Collected data entries:

[start]

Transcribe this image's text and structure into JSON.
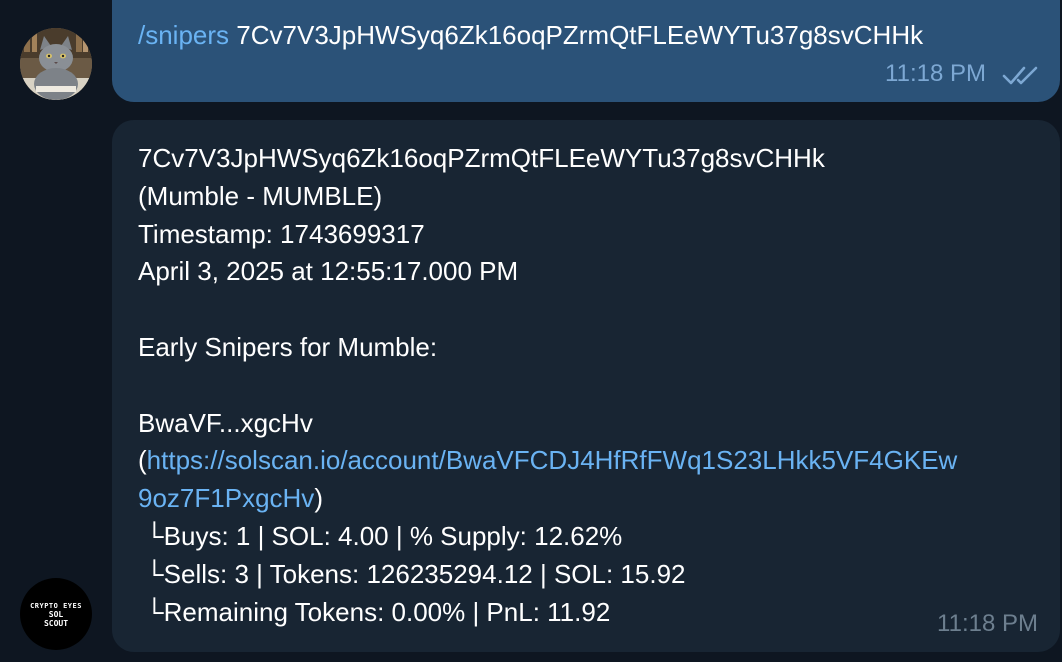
{
  "outgoing": {
    "command": "/snipers",
    "argument": "7Cv7V3JpHWSyq6Zk16oqPZrmQtFLEeWYTu37g8svCHHk",
    "time": "11:18 PM",
    "status_icon": "double-check-icon"
  },
  "incoming": {
    "address": "7Cv7V3JpHWSyq6Zk16oqPZrmQtFLEeWYTu37g8svCHHk",
    "token": "(Mumble - MUMBLE)",
    "timestamp": "Timestamp: 1743699317",
    "date": "April 3, 2025 at 12:55:17.000 PM",
    "heading": "Early Snipers for Mumble:",
    "wallet_short": "BwaVF...xgcHv",
    "link_open": "(",
    "link_part1": "https://solscan.io/account/BwaVFCDJ4HfRfFWq1S23LHkk5VF4GKEw",
    "link_part2": "9oz7F1PxgcHv",
    "link_close": ")",
    "buys": " └Buys: 1 | SOL: 4.00 | % Supply: 12.62%",
    "sells": " └Sells: 3 | Tokens: 126235294.12 | SOL: 15.92",
    "remaining": " └Remaining Tokens: 0.00% | PnL: 11.92",
    "time": "11:18 PM"
  },
  "bot_avatar": {
    "line1": "CRYPTO EYES",
    "line2": "SOL",
    "line3": "SCOUT"
  },
  "colors": {
    "background": "#0e1621",
    "outgoing_bubble": "#2b5278",
    "incoming_bubble": "#182533",
    "link": "#6ab3f3"
  }
}
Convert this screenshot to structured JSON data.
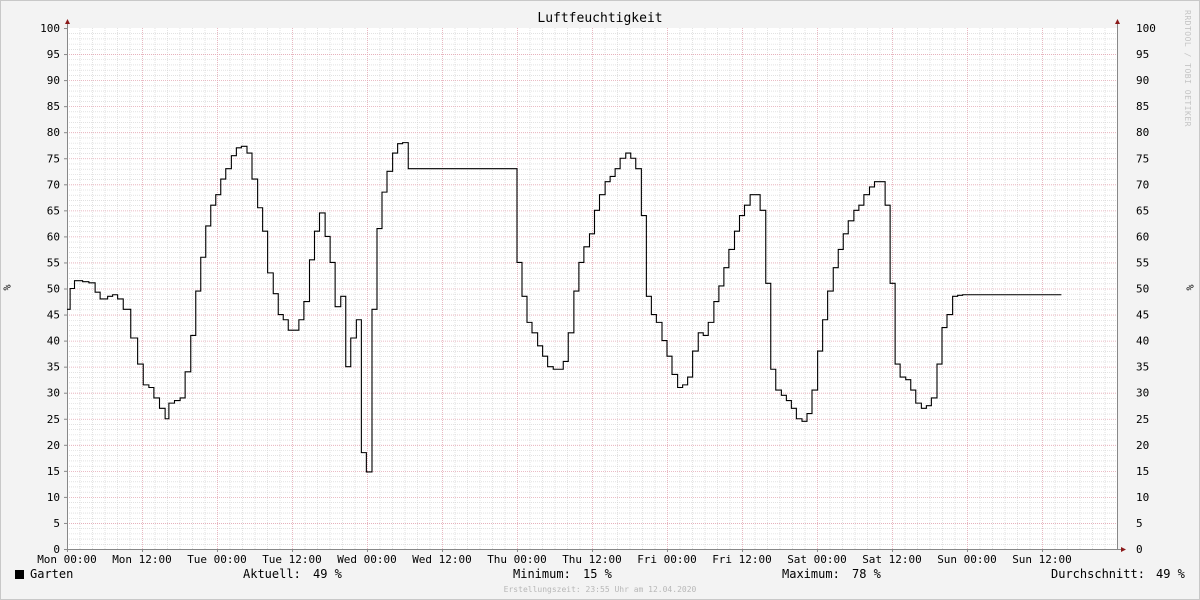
{
  "watermark": "RRDTOOL / TOBI OETIKER",
  "footer": "Erstellungszeit: 23:55 Uhr am 12.04.2020",
  "legend": {
    "name": "Garten",
    "aktuell_label": "Aktuell:",
    "aktuell_value": "49 %",
    "minimum_label": "Minimum:",
    "minimum_value": "15 %",
    "maximum_label": "Maximum:",
    "maximum_value": "78 %",
    "durchschnitt_label": "Durchschnitt:",
    "durchschnitt_value": "49 %"
  },
  "colors": {
    "series": "#000000",
    "major_grid": "#e3a6b2",
    "minor_grid": "#d0d0d0",
    "axis_arrow": "#8b1a1a"
  },
  "chart_data": {
    "type": "line",
    "title": "Luftfeuchtigkeit",
    "ylabel": "%",
    "y_axis_label_right": "%",
    "ylim": [
      0,
      100
    ],
    "xlim_hours": [
      0,
      168
    ],
    "y_ticks": [
      0,
      5,
      10,
      15,
      20,
      25,
      30,
      35,
      40,
      45,
      50,
      55,
      60,
      65,
      70,
      75,
      80,
      85,
      90,
      95,
      100
    ],
    "x_tick_hours": [
      0,
      12,
      24,
      36,
      48,
      60,
      72,
      84,
      96,
      108,
      120,
      132,
      144,
      156
    ],
    "x_tick_labels": [
      "Mon 00:00",
      "Mon 12:00",
      "Tue 00:00",
      "Tue 12:00",
      "Wed 00:00",
      "Wed 12:00",
      "Thu 00:00",
      "Thu 12:00",
      "Fri 00:00",
      "Fri 12:00",
      "Sat 00:00",
      "Sat 12:00",
      "Sun 00:00",
      "Sun 12:00"
    ],
    "grid": true,
    "step": true,
    "series": [
      {
        "name": "Garten",
        "x_hours": [
          0,
          0.5,
          1.2,
          2.5,
          3.5,
          4.5,
          5.3,
          5.8,
          6.5,
          7.3,
          8.1,
          9.0,
          10.2,
          11.3,
          12.2,
          13.1,
          13.9,
          14.8,
          15.7,
          16.3,
          17.2,
          18.1,
          18.9,
          19.8,
          20.6,
          21.4,
          22.2,
          23.0,
          23.8,
          24.6,
          25.4,
          26.3,
          27.1,
          27.9,
          28.8,
          29.6,
          30.5,
          31.3,
          32.1,
          33.0,
          33.8,
          34.6,
          35.4,
          36.3,
          37.1,
          37.9,
          38.8,
          39.6,
          40.4,
          41.3,
          42.1,
          42.9,
          43.8,
          44.6,
          45.4,
          46.3,
          47.1,
          47.9,
          48.8,
          49.6,
          50.4,
          51.2,
          52.1,
          52.9,
          53.7,
          54.6,
          72.0,
          72.8,
          73.6,
          74.4,
          75.3,
          76.1,
          76.9,
          77.8,
          78.6,
          79.4,
          80.2,
          81.1,
          81.9,
          82.7,
          83.6,
          84.4,
          85.2,
          86.1,
          86.9,
          87.7,
          88.5,
          89.4,
          90.2,
          91.0,
          91.9,
          92.7,
          93.5,
          94.3,
          95.2,
          96.0,
          96.8,
          97.7,
          98.5,
          99.3,
          100.1,
          101.0,
          101.8,
          102.6,
          103.5,
          104.3,
          105.1,
          105.9,
          106.8,
          107.6,
          108.4,
          109.3,
          110.1,
          110.9,
          111.8,
          112.6,
          113.4,
          114.3,
          115.1,
          115.9,
          116.7,
          117.6,
          118.4,
          119.2,
          120.1,
          120.9,
          121.7,
          122.6,
          123.4,
          124.2,
          125.0,
          125.9,
          126.7,
          127.5,
          128.4,
          129.2,
          130.0,
          130.9,
          131.7,
          132.5,
          133.3,
          134.2,
          135.0,
          135.8,
          136.7,
          137.5,
          138.3,
          139.2,
          140.0,
          140.8,
          141.7,
          142.5,
          143.3,
          144.1,
          145.0,
          145.8,
          146.6,
          147.5,
          148.3,
          149.1,
          150.0,
          150.8,
          151.6,
          152.5,
          153.3,
          154.1,
          155.0,
          155.8,
          156.6,
          157.4,
          158.3,
          159.1,
          159.9,
          160.8,
          161.6,
          162.4,
          163.3,
          164.1,
          165.0
        ],
        "values": [
          46,
          50,
          51.5,
          51.3,
          51.1,
          49.3,
          48,
          48,
          48.5,
          48.8,
          48,
          46,
          40.5,
          35.5,
          31.5,
          31,
          29,
          27,
          25,
          28,
          28.5,
          29,
          34,
          41,
          49.5,
          56,
          62,
          66,
          68,
          71,
          73,
          75.5,
          77,
          77.3,
          76,
          71,
          65.5,
          61,
          53,
          49,
          45,
          44,
          42,
          42,
          44,
          47.5,
          55.5,
          61,
          64.5,
          60,
          55,
          46.5,
          48.5,
          35,
          40.5,
          44,
          18.5,
          14.8,
          46,
          61.5,
          68.5,
          72.5,
          76,
          77.8,
          78,
          73,
          55,
          48.5,
          43.5,
          41.5,
          39,
          37,
          35,
          34.5,
          34.5,
          36,
          41.5,
          49.5,
          55,
          58,
          60.5,
          65,
          68,
          70.5,
          71.5,
          73,
          75,
          76,
          75,
          73,
          64,
          48.5,
          45,
          43.5,
          40,
          37,
          33.5,
          31,
          31.5,
          33,
          38,
          41.5,
          41,
          43.5,
          47.5,
          50.5,
          54,
          57.5,
          61,
          64,
          66,
          68,
          68,
          65,
          51,
          34.5,
          30.5,
          29.5,
          28.5,
          27,
          25,
          24.5,
          26,
          30.5,
          38,
          44,
          49.5,
          54,
          57.5,
          60.5,
          63,
          65,
          66,
          68,
          69.5,
          70.5,
          70.5,
          66,
          51,
          35.5,
          33,
          32.5,
          30.5,
          28,
          27,
          27.5,
          29,
          35.5,
          42.5,
          45,
          48.5,
          48.7,
          48.8,
          48.8,
          48.8,
          48.8,
          48.8,
          48.8,
          48.8,
          48.8,
          48.8,
          48.8,
          48.8,
          48.8,
          48.8,
          48.8,
          48.8,
          48.8,
          48.8,
          48.8,
          48.8,
          48.8,
          48.8,
          48.8,
          48.8,
          48.8,
          48.8,
          48.8,
          48.8,
          48.8,
          48.8
        ],
        "visible_until_hours": 158.3
      }
    ]
  }
}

[end]

## [Description of the task]
Check each line of the entries above for the word "Tokens". List the ones that have it.

## [Final answer]
    "sells": " └Sells: 3 | Tokens: 126235294.12 | SOL: 15.92",
    "remaining": " └Remaining Tokens: 0.00% | PnL: 11.92",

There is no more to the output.